The data:

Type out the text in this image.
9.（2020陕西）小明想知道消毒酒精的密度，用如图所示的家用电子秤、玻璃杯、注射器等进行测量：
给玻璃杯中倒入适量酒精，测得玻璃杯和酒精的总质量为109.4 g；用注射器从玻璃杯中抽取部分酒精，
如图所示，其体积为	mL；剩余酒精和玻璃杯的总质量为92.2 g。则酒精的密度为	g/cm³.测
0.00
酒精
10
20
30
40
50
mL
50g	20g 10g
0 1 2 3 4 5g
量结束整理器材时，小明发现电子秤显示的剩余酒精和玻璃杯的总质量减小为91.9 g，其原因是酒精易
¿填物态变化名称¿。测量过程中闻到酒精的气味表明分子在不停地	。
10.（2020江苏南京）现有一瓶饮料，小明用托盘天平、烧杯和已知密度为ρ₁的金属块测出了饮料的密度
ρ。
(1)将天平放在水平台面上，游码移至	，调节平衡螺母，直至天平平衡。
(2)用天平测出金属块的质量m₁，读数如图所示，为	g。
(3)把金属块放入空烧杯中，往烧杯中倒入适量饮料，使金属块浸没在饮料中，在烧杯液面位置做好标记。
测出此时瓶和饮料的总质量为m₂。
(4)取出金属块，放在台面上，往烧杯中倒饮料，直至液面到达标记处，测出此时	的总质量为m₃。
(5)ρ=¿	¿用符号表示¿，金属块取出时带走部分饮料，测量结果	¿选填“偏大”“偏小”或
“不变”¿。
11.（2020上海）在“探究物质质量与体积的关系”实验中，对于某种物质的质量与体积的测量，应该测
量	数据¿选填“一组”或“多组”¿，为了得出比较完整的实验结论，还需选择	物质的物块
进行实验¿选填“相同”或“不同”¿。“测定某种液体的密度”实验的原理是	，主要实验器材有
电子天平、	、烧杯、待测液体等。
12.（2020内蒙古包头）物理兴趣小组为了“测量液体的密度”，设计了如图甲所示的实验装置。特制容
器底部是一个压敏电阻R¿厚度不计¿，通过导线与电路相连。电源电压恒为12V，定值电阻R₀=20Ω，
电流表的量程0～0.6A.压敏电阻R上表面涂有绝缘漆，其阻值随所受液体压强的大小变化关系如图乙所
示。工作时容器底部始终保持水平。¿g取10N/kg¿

What is required: The data above must be returned in full, exactly as written.

Result of the exercise:
Type out the text in this image.
9.（2020陕西）小明想知道消毒酒精的密度，用如图所示的家用电子秤、玻璃杯、注射器等进行测量：
给玻璃杯中倒入适量酒精，测得玻璃杯和酒精的总质量为109.4 g；用注射器从玻璃杯中抽取部分酒精，
如图所示，其体积为	mL；剩余酒精和玻璃杯的总质量为92.2 g。则酒精的密度为	g/cm³.测
0.00
酒精
10
20
30
40
50
mL
50g	20g 10g
0 1 2 3 4 5g
量结束整理器材时，小明发现电子秤显示的剩余酒精和玻璃杯的总质量减小为91.9 g，其原因是酒精易
¿填物态变化名称¿。测量过程中闻到酒精的气味表明分子在不停地	。
10.（2020江苏南京）现有一瓶饮料，小明用托盘天平、烧杯和已知密度为ρ₁的金属块测出了饮料的密度
ρ。
(1)将天平放在水平台面上，游码移至	，调节平衡螺母，直至天平平衡。
(2)用天平测出金属块的质量m₁，读数如图所示，为	g。
(3)把金属块放入空烧杯中，往烧杯中倒入适量饮料，使金属块浸没在饮料中，在烧杯液面位置做好标记。
测出此时瓶和饮料的总质量为m₂。
(4)取出金属块，放在台面上，往烧杯中倒饮料，直至液面到达标记处，测出此时	的总质量为m₃。
(5)ρ=¿	¿用符号表示¿，金属块取出时带走部分饮料，测量结果	¿选填“偏大”“偏小”或
“不变”¿。
11.（2020上海）在“探究物质质量与体积的关系”实验中，对于某种物质的质量与体积的测量，应该测
量	数据¿选填“一组”或“多组”¿，为了得出比较完整的实验结论，还需选择	物质的物块
进行实验¿选填“相同”或“不同”¿。“测定某种液体的密度”实验的原理是	，主要实验器材有
电子天平、	、烧杯、待测液体等。
12.（2020内蒙古包头）物理兴趣小组为了“测量液体的密度”，设计了如图甲所示的实验装置。特制容
器底部是一个压敏电阻R¿厚度不计¿，通过导线与电路相连。电源电压恒为12V，定值电阻R₀=20Ω，
电流表的量程0～0.6A.压敏电阻R上表面涂有绝缘漆，其阻值随所受液体压强的大小变化关系如图乙所
示。工作时容器底部始终保持水平。¿g取10N/kg¿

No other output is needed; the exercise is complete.